TASK PROMPT
Pick out every line of the records that contains the string "chart", treating uppercase and lowercase as different, and copy each of those lines.

EXCERPTED RECORDS
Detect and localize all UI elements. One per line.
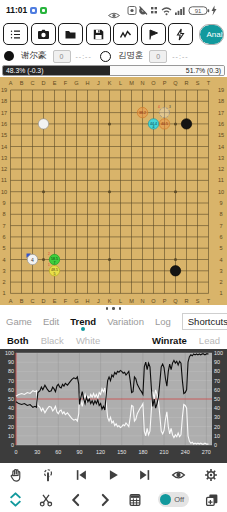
coord-label: 10 xyxy=(218,189,224,195)
analyze-mode-button[interactable]: Analyze xyxy=(200,25,225,44)
coord-label: F xyxy=(64,80,68,86)
coord-label: Q xyxy=(173,298,178,304)
coord-label: 19 xyxy=(218,87,224,93)
cut-branch-button[interactable] xyxy=(39,493,53,507)
svg-text:40.5: 40.5 xyxy=(161,122,168,126)
app-blue-icon xyxy=(30,7,37,14)
coord-label: C xyxy=(30,80,34,86)
svg-text:270: 270 xyxy=(202,449,211,455)
svg-text:180: 180 xyxy=(138,449,147,455)
coord-label: 2 xyxy=(2,279,5,285)
coord-label: B xyxy=(20,298,24,304)
board-svg[interactable]: AA1919BB1818CC1717DD1616EE1515FF1414GG13… xyxy=(0,77,227,305)
svg-text:90: 90 xyxy=(214,359,220,365)
game-list-button[interactable] xyxy=(3,23,28,45)
coord-label: 7 xyxy=(2,223,5,229)
coord-label: E xyxy=(53,80,57,86)
game-list-icon xyxy=(9,28,22,41)
score-count-button[interactable] xyxy=(128,493,142,507)
coord-label: L xyxy=(119,298,122,304)
top-toolbar: Analyze Play xyxy=(0,21,227,47)
coord-label: 13 xyxy=(218,155,224,161)
svg-text:40: 40 xyxy=(8,405,14,411)
svg-text:90: 90 xyxy=(76,449,82,455)
tab-shortcuts[interactable]: Shortcuts xyxy=(182,313,227,330)
ai-off-toggle[interactable]: Off xyxy=(158,492,189,507)
black-stone-icon xyxy=(4,51,14,61)
folder-icon xyxy=(64,28,77,41)
save-button[interactable] xyxy=(86,23,111,45)
tab-bar: Game Edit Trend Variation Log Shortcuts xyxy=(0,312,227,331)
coord-label: 3 xyxy=(2,268,5,274)
analysis-toggle-button[interactable] xyxy=(8,492,23,507)
svg-text:0: 0 xyxy=(214,442,217,448)
white-captures: 0 xyxy=(149,50,167,63)
svg-text:0: 0 xyxy=(11,442,14,448)
coord-label: 5 xyxy=(2,245,5,251)
hand-pan-icon xyxy=(9,468,23,482)
flag-icon xyxy=(147,28,160,41)
svg-text:2: 2 xyxy=(48,252,50,256)
tab-edit[interactable]: Edit xyxy=(43,316,59,327)
coord-label: 6 xyxy=(219,234,222,240)
coord-label: G xyxy=(74,298,78,304)
scissors-icon xyxy=(39,493,53,507)
coord-label: 8 xyxy=(219,211,222,217)
lightning-icon xyxy=(174,28,187,41)
winrate-white-segment: 51.7% (0.3) xyxy=(110,66,224,75)
svg-text:20: 20 xyxy=(214,424,220,430)
chevron-left-icon xyxy=(69,493,83,507)
filter-white[interactable]: White xyxy=(76,335,100,346)
app-green-icon xyxy=(40,7,47,14)
coord-label: 16 xyxy=(1,121,7,127)
coord-label: 15 xyxy=(218,132,224,138)
play-icon xyxy=(106,468,120,482)
eye-button[interactable] xyxy=(171,468,186,482)
svg-text:100: 100 xyxy=(5,350,14,356)
coord-label: G xyxy=(74,80,78,86)
black-player-name: 谢尔豪 xyxy=(21,50,47,62)
coord-label: 19 xyxy=(1,87,7,93)
svg-text:80: 80 xyxy=(214,368,220,374)
svg-text:38.2: 38.2 xyxy=(139,111,146,115)
svg-text:5: 5 xyxy=(54,272,56,276)
coord-label: A xyxy=(9,298,13,304)
goban[interactable]: AA1919BB1818CC1717DD1616EE1515FF1414GG13… xyxy=(0,77,227,305)
settings-button[interactable] xyxy=(204,468,218,482)
charging-bolt-icon xyxy=(212,5,217,15)
open-folder-button[interactable] xyxy=(58,23,83,45)
svg-text:7: 7 xyxy=(54,261,56,265)
coord-label: 2 xyxy=(219,279,222,285)
coord-label: 11 xyxy=(218,177,224,183)
svg-text:70: 70 xyxy=(8,378,14,384)
coord-label: 9 xyxy=(2,200,5,206)
ai-mark-P16[interactable]: 40.5 xyxy=(159,119,169,129)
gear-icon xyxy=(204,468,218,482)
calculator-icon xyxy=(128,493,142,507)
stone-white-D16[interactable] xyxy=(38,119,48,129)
move-number: 4 xyxy=(31,257,34,263)
skip-last-button[interactable] xyxy=(138,468,152,482)
svg-text:3: 3 xyxy=(169,105,171,109)
status-bar: 11:01 91 xyxy=(0,0,227,20)
wifi-icon xyxy=(162,8,171,15)
mode-switch: Analyze Play xyxy=(199,24,225,45)
coord-label: H xyxy=(85,80,89,86)
analysis-diamond-icon xyxy=(8,492,23,507)
coord-label: M xyxy=(129,298,134,304)
coord-label: 14 xyxy=(218,144,224,150)
svg-text:50: 50 xyxy=(8,396,14,402)
coord-label: R xyxy=(184,80,188,86)
coord-label: P xyxy=(163,80,167,86)
coord-label: J xyxy=(97,80,100,86)
ai-mark-O16[interactable]: 44.44 xyxy=(148,119,158,130)
coord-label: H xyxy=(85,298,89,304)
tab-game[interactable]: Game xyxy=(6,316,32,327)
clock: 11:01 xyxy=(6,5,27,15)
toggle-knob xyxy=(160,494,171,505)
coord-label: M xyxy=(129,80,134,86)
svg-text:4: 4 xyxy=(153,125,155,129)
svg-text:30: 30 xyxy=(8,414,14,420)
svg-text:150: 150 xyxy=(117,449,126,455)
coord-label: 4 xyxy=(219,257,222,263)
next-move-button[interactable] xyxy=(98,493,112,507)
skip-first-icon xyxy=(74,468,88,482)
play-button[interactable] xyxy=(106,468,120,482)
battery-icon: 91 xyxy=(189,6,209,14)
coord-label: 17 xyxy=(1,110,7,116)
black-clock: --:-- xyxy=(76,53,92,60)
white-stone-icon xyxy=(100,51,111,62)
coord-label: S xyxy=(196,298,200,304)
coord-label: 18 xyxy=(218,98,224,104)
analysis-graph-icon xyxy=(119,28,132,41)
coord-label: J xyxy=(97,298,100,304)
status-icons: 91 xyxy=(127,4,221,17)
copy-add-button[interactable] xyxy=(205,493,219,507)
white-player-name: 김명훈 xyxy=(118,50,144,62)
control-row-1 xyxy=(0,463,227,487)
svg-text:210: 210 xyxy=(160,449,169,455)
svg-text:20: 20 xyxy=(8,424,14,430)
stone-black-R16[interactable] xyxy=(181,119,191,129)
coord-label: D xyxy=(41,298,45,304)
trend-filter-bar: Both Black White Winrate Lead xyxy=(0,331,227,349)
hand-pan-button[interactable] xyxy=(9,468,23,482)
filter-black[interactable]: Black xyxy=(41,335,64,346)
skip-first-button[interactable] xyxy=(74,468,88,482)
analysis-graph-button[interactable] xyxy=(113,23,138,45)
coord-label: P xyxy=(163,298,167,304)
svg-text:4: 4 xyxy=(158,105,160,109)
filter-both[interactable]: Both xyxy=(7,335,29,346)
coord-label: R xyxy=(184,298,188,304)
signal-icon xyxy=(175,7,185,15)
chevron-right-icon xyxy=(98,493,112,507)
lightning-button[interactable] xyxy=(168,23,193,45)
coord-label: 11 xyxy=(1,177,7,183)
coord-label: 1 xyxy=(219,290,222,296)
coord-label: O xyxy=(151,80,156,86)
tab-trend[interactable]: Trend xyxy=(70,316,96,327)
coord-label: 12 xyxy=(1,166,7,172)
camera-button[interactable] xyxy=(31,23,56,45)
svg-text:100: 100 xyxy=(214,350,223,356)
svg-text:60: 60 xyxy=(214,387,220,393)
winrate-bar: 48.3% (-0.3) 51.7% (0.3) xyxy=(2,65,225,76)
coord-label: 13 xyxy=(1,155,7,161)
coord-label: 10 xyxy=(1,189,7,195)
svg-text:0: 0 xyxy=(15,449,18,455)
eye-icon xyxy=(171,468,186,482)
svg-text:1: 1 xyxy=(48,263,50,267)
flag-button[interactable] xyxy=(141,23,166,45)
stone-white-C4[interactable]: 4 xyxy=(27,254,38,265)
player-bar: 谢尔豪 0 --:-- 김명훈 0 --:-- xyxy=(0,47,227,65)
black-captures: 0 xyxy=(53,50,71,63)
go-analysis-app: 11:01 91 Analyze xyxy=(0,0,227,512)
svg-text:80: 80 xyxy=(8,368,14,374)
coord-label: D xyxy=(41,80,45,86)
coord-label: F xyxy=(64,298,68,304)
network-grid-icon xyxy=(151,7,157,13)
control-row-2: Off xyxy=(0,487,227,512)
tab-log[interactable]: Log xyxy=(155,316,171,327)
coord-label: 8 xyxy=(2,211,5,217)
tap-gesture-icon xyxy=(41,468,55,482)
coord-label: 16 xyxy=(218,121,224,127)
coord-label: 18 xyxy=(1,98,7,104)
coord-label: 12 xyxy=(218,166,224,172)
coord-label: O xyxy=(151,298,156,304)
filter-winrate[interactable]: Winrate xyxy=(152,335,187,346)
coord-label: 5 xyxy=(219,245,222,251)
tab-variation[interactable]: Variation xyxy=(107,316,144,327)
skip-last-icon xyxy=(138,468,152,482)
svg-text:120: 120 xyxy=(96,449,105,455)
svg-text:50: 50 xyxy=(214,396,220,402)
svg-text:90: 90 xyxy=(8,359,14,365)
coord-label: 7 xyxy=(219,223,222,229)
winrate-trend-chart[interactable]: 0010102020303040405050606070708080909010… xyxy=(0,349,227,463)
coord-label: 6 xyxy=(2,234,5,240)
coord-label: 17 xyxy=(218,110,224,116)
ai-mark-N17[interactable]: 38.2 xyxy=(137,107,147,117)
svg-text:240: 240 xyxy=(181,449,190,455)
coord-label: T xyxy=(207,80,211,86)
toggle-label: Off xyxy=(174,495,184,504)
coord-label: L xyxy=(119,80,122,86)
coord-label: C xyxy=(30,298,34,304)
coord-label: E xyxy=(53,298,57,304)
stone-black-Q3[interactable] xyxy=(170,266,180,276)
svg-text:60: 60 xyxy=(8,387,14,393)
svg-text:70: 70 xyxy=(214,378,220,384)
coord-label: T xyxy=(207,298,211,304)
trend-chart-svg[interactable]: 0010102020303040405050606070708080909010… xyxy=(0,349,227,463)
panel-drag-handle[interactable] xyxy=(0,305,227,312)
white-clock: --:-- xyxy=(172,53,188,60)
tap-gesture-button[interactable] xyxy=(41,468,55,482)
svg-text:30: 30 xyxy=(214,414,220,420)
coord-label: K xyxy=(108,80,112,86)
coord-label: B xyxy=(20,80,24,86)
coord-label: N xyxy=(140,298,144,304)
camera-icon xyxy=(37,28,50,41)
filter-lead[interactable]: Lead xyxy=(199,335,220,346)
save-icon xyxy=(92,28,105,41)
coord-label: 4 xyxy=(2,257,5,263)
coord-label: A xyxy=(9,80,13,86)
svg-text:30: 30 xyxy=(34,449,40,455)
coord-label: Q xyxy=(173,80,178,86)
coord-label: 1 xyxy=(2,290,5,296)
coord-label: 14 xyxy=(1,144,7,150)
battery-percent-text: 91 xyxy=(195,7,202,13)
copy-add-icon xyxy=(205,493,219,507)
coord-label: 9 xyxy=(219,200,222,206)
coord-label: K xyxy=(108,298,112,304)
svg-text:10: 10 xyxy=(214,433,220,439)
coord-label: 15 xyxy=(1,132,7,138)
coord-label: 3 xyxy=(219,268,222,274)
phone-mute-icon xyxy=(139,6,147,14)
coord-label: S xyxy=(196,80,200,86)
coord-label: N xyxy=(140,80,144,86)
svg-text:40: 40 xyxy=(214,405,220,411)
prev-move-button[interactable] xyxy=(69,493,83,507)
svg-text:60: 60 xyxy=(55,449,61,455)
winrate-black-segment: 48.3% (-0.3) xyxy=(3,66,110,75)
svg-text:10: 10 xyxy=(8,433,14,439)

CORRECT RESPONSE
winrate-trend-chart[interactable]: 0010102020303040405050606070708080909010… xyxy=(0,349,227,463)
trend-chart-svg[interactable]: 0010102020303040405050606070708080909010… xyxy=(0,349,227,463)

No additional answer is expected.